§ **The problem**
List each line of the data that holds the word "JSON".

Lines of data:
## start

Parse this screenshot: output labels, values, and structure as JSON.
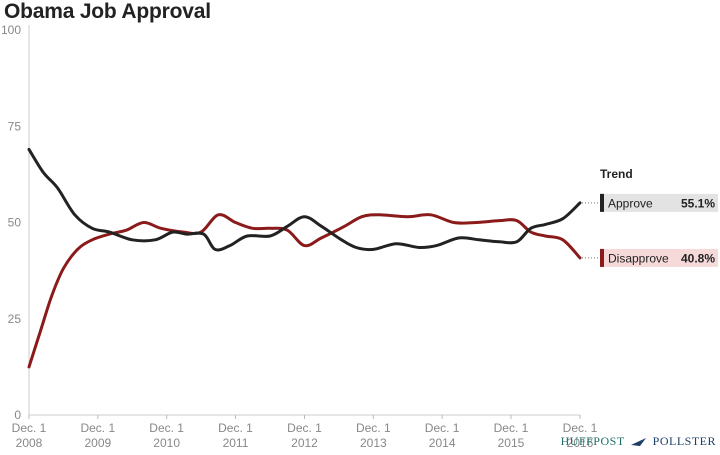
{
  "chart_data": {
    "type": "line",
    "title": "Obama Job Approval",
    "xlabel": "",
    "ylabel": "",
    "ylim": [
      0,
      100
    ],
    "yticks": [
      0,
      25,
      50,
      75,
      100
    ],
    "xlim": [
      "2008-12-01",
      "2016-12-01"
    ],
    "xticks": [
      {
        "date": "2008-12-01",
        "line1": "Dec. 1",
        "line2": "2008"
      },
      {
        "date": "2009-12-01",
        "line1": "Dec. 1",
        "line2": "2009"
      },
      {
        "date": "2010-12-01",
        "line1": "Dec. 1",
        "line2": "2010"
      },
      {
        "date": "2011-12-01",
        "line1": "Dec. 1",
        "line2": "2011"
      },
      {
        "date": "2012-12-01",
        "line1": "Dec. 1",
        "line2": "2012"
      },
      {
        "date": "2013-12-01",
        "line1": "Dec. 1",
        "line2": "2013"
      },
      {
        "date": "2014-12-01",
        "line1": "Dec. 1",
        "line2": "2014"
      },
      {
        "date": "2015-12-01",
        "line1": "Dec. 1",
        "line2": "2015"
      },
      {
        "date": "2016-12-01",
        "line1": "Dec. 1",
        "line2": "2016"
      }
    ],
    "grid": "none",
    "legend": {
      "title": "Trend",
      "placement": "right",
      "items": [
        {
          "name": "Approve",
          "value": "55.1%"
        },
        {
          "name": "Disapprove",
          "value": "40.8%"
        }
      ]
    },
    "series": [
      {
        "name": "Approve",
        "color": "#222222",
        "points": [
          [
            "2008-12-01",
            69
          ],
          [
            "2009-02-15",
            63
          ],
          [
            "2009-05-01",
            59
          ],
          [
            "2009-08-01",
            52
          ],
          [
            "2009-11-01",
            48.5
          ],
          [
            "2010-02-01",
            47.5
          ],
          [
            "2010-06-01",
            45.5
          ],
          [
            "2010-10-01",
            45.5
          ],
          [
            "2011-01-01",
            47.5
          ],
          [
            "2011-03-15",
            47
          ],
          [
            "2011-06-15",
            47
          ],
          [
            "2011-08-15",
            43
          ],
          [
            "2011-11-01",
            44
          ],
          [
            "2012-02-01",
            46.5
          ],
          [
            "2012-06-01",
            46.5
          ],
          [
            "2012-09-01",
            49
          ],
          [
            "2012-12-01",
            51.5
          ],
          [
            "2013-03-01",
            49
          ],
          [
            "2013-06-15",
            45.5
          ],
          [
            "2013-09-01",
            43.5
          ],
          [
            "2013-12-01",
            43
          ],
          [
            "2014-04-01",
            44.5
          ],
          [
            "2014-08-01",
            43.5
          ],
          [
            "2014-11-01",
            44
          ],
          [
            "2015-03-01",
            46
          ],
          [
            "2015-06-15",
            45.5
          ],
          [
            "2015-10-01",
            45
          ],
          [
            "2016-01-01",
            45
          ],
          [
            "2016-03-15",
            48.5
          ],
          [
            "2016-06-01",
            49.5
          ],
          [
            "2016-09-01",
            51
          ],
          [
            "2016-12-01",
            55.1
          ]
        ]
      },
      {
        "name": "Disapprove",
        "color": "#8b1a1a",
        "points": [
          [
            "2008-12-01",
            12.5
          ],
          [
            "2009-02-01",
            22
          ],
          [
            "2009-04-01",
            31
          ],
          [
            "2009-06-01",
            38
          ],
          [
            "2009-08-15",
            43
          ],
          [
            "2009-11-01",
            45.5
          ],
          [
            "2010-02-01",
            47
          ],
          [
            "2010-05-01",
            48
          ],
          [
            "2010-08-01",
            50
          ],
          [
            "2010-11-01",
            48.5
          ],
          [
            "2011-03-01",
            47.5
          ],
          [
            "2011-06-01",
            47.5
          ],
          [
            "2011-09-01",
            52
          ],
          [
            "2011-12-01",
            50
          ],
          [
            "2012-03-01",
            48.5
          ],
          [
            "2012-06-01",
            48.5
          ],
          [
            "2012-09-01",
            48
          ],
          [
            "2012-12-01",
            44
          ],
          [
            "2013-03-01",
            46
          ],
          [
            "2013-07-01",
            49
          ],
          [
            "2013-10-01",
            51.5
          ],
          [
            "2014-01-01",
            52
          ],
          [
            "2014-06-01",
            51.5
          ],
          [
            "2014-10-01",
            52
          ],
          [
            "2015-02-01",
            50
          ],
          [
            "2015-06-01",
            50
          ],
          [
            "2015-10-01",
            50.5
          ],
          [
            "2016-01-01",
            50.5
          ],
          [
            "2016-03-15",
            47.5
          ],
          [
            "2016-06-01",
            46.5
          ],
          [
            "2016-09-01",
            45.5
          ],
          [
            "2016-12-01",
            40.8
          ]
        ]
      }
    ]
  },
  "brand": {
    "huffpost": "HUFFPOST",
    "pollster": "POLLSTER"
  }
}
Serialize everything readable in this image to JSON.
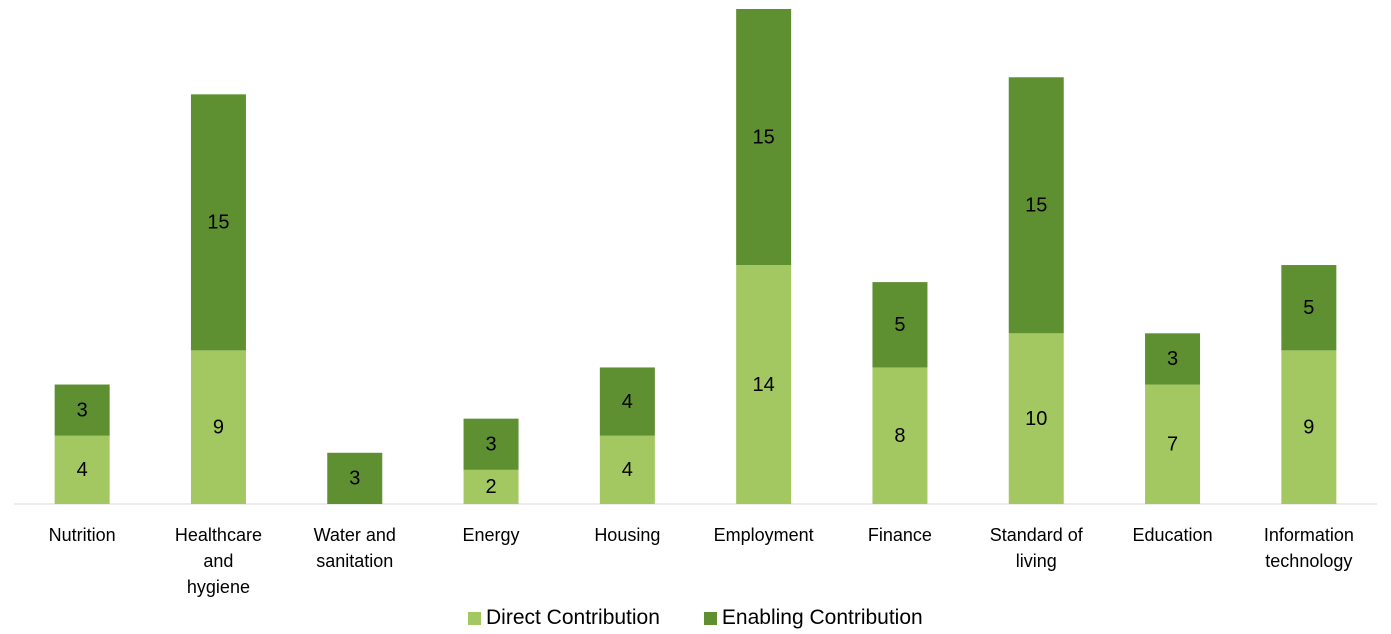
{
  "chart_data": {
    "type": "stacked_bar",
    "categories": [
      "Nutrition",
      "Healthcare and hygiene",
      "Water and sanitation",
      "Energy",
      "Housing",
      "Employment",
      "Finance",
      "Standard of living",
      "Education",
      "Information technology"
    ],
    "series": [
      {
        "name": "Direct Contribution",
        "color": "#a4c861",
        "values": [
          4,
          9,
          0,
          2,
          4,
          14,
          8,
          10,
          7,
          9
        ]
      },
      {
        "name": "Enabling Contribution",
        "color": "#5e9032",
        "values": [
          3,
          15,
          3,
          3,
          4,
          15,
          5,
          15,
          3,
          5
        ]
      }
    ],
    "legend": "bottom"
  }
}
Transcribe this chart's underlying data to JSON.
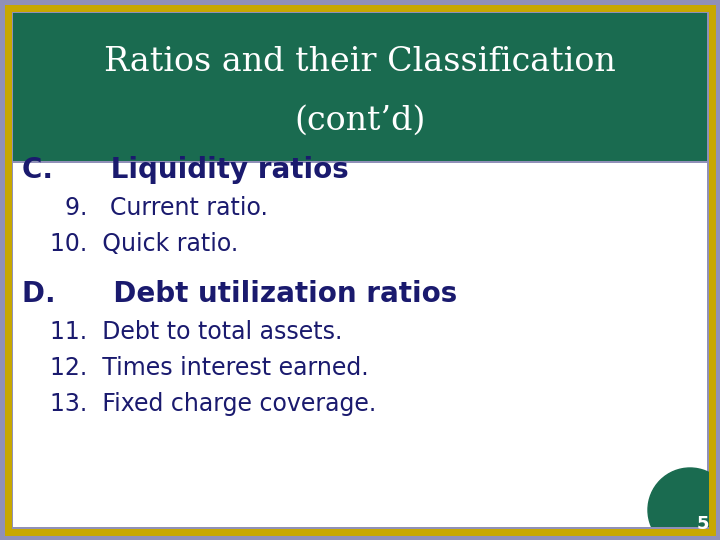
{
  "title_line1": "Ratios and their Classification",
  "title_line2": "(cont’d)",
  "title_bg_color": "#1a6b50",
  "title_text_color": "#ffffff",
  "slide_bg_color": "#9090b8",
  "content_bg_color": "#ffffff",
  "border_color_gold": "#c8a800",
  "section_c_header": "C.      Liquidity ratios",
  "section_d_header": "D.      Debt utilization ratios",
  "section_c_items": [
    "  9.   Current ratio.",
    "10.  Quick ratio."
  ],
  "section_d_items": [
    "11.  Debt to total assets.",
    "12.  Times interest earned.",
    "13.  Fixed charge coverage."
  ],
  "header_color": "#1a1a6e",
  "item_color": "#1a1a6e",
  "header_fontsize": 20,
  "item_fontsize": 17,
  "title_fontsize": 24,
  "page_number": "5",
  "page_num_color": "#ffffff",
  "gold_color": "#c8a800",
  "teal_color": "#1a6b50"
}
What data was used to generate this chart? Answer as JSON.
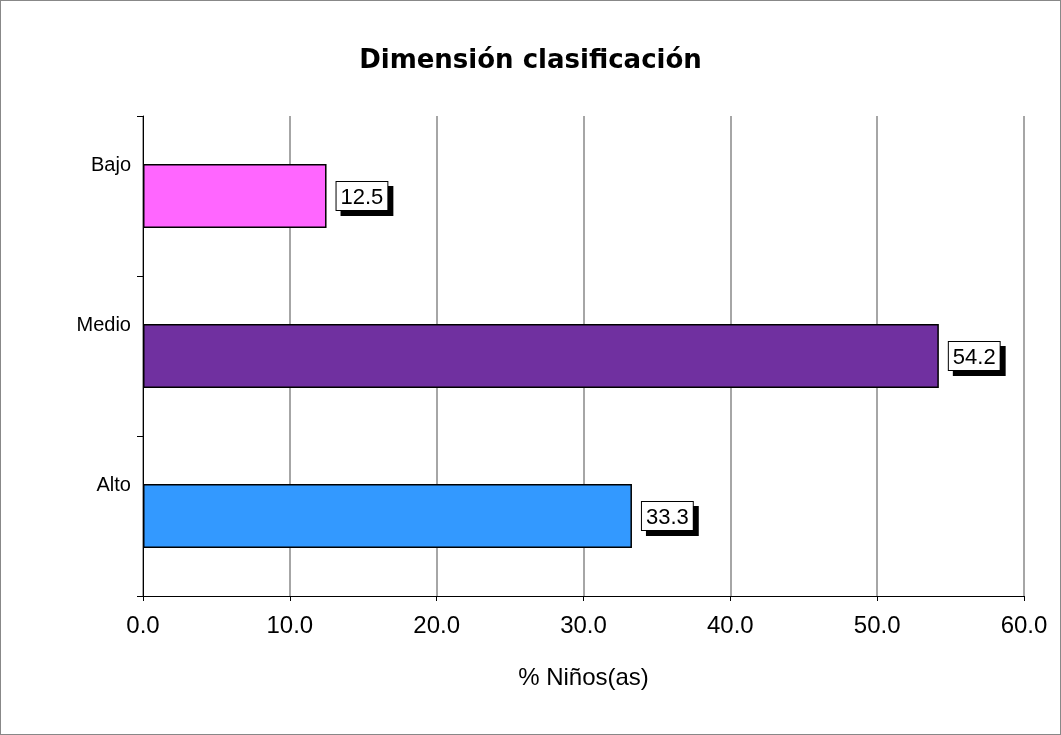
{
  "chart_data": {
    "type": "bar",
    "orientation": "horizontal",
    "title": "Dimensión clasificación",
    "xlabel": "% Niños(as)",
    "categories": [
      "Bajo",
      "Medio",
      "Alto"
    ],
    "values": [
      12.5,
      54.2,
      33.3
    ],
    "colors": [
      "#ff66ff",
      "#7030a0",
      "#3399ff"
    ],
    "xlim": [
      0,
      60
    ],
    "xticks": [
      {
        "value": 0,
        "label": "0.0"
      },
      {
        "value": 10,
        "label": "10.0"
      },
      {
        "value": 20,
        "label": "20.0"
      },
      {
        "value": 30,
        "label": "30.0"
      },
      {
        "value": 40,
        "label": "40.0"
      },
      {
        "value": 50,
        "label": "50.0"
      },
      {
        "value": 60,
        "label": "60.0"
      }
    ],
    "grid": "x",
    "data_labels": true
  }
}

## end

§ **Written response**
Parse this screenshot: output labels, values, and structure as JSON.
Serialize everything readable in this image to JSON.
Transcribe this chart's underlying data to JSON.
What data was used to generate this chart? Answer as JSON.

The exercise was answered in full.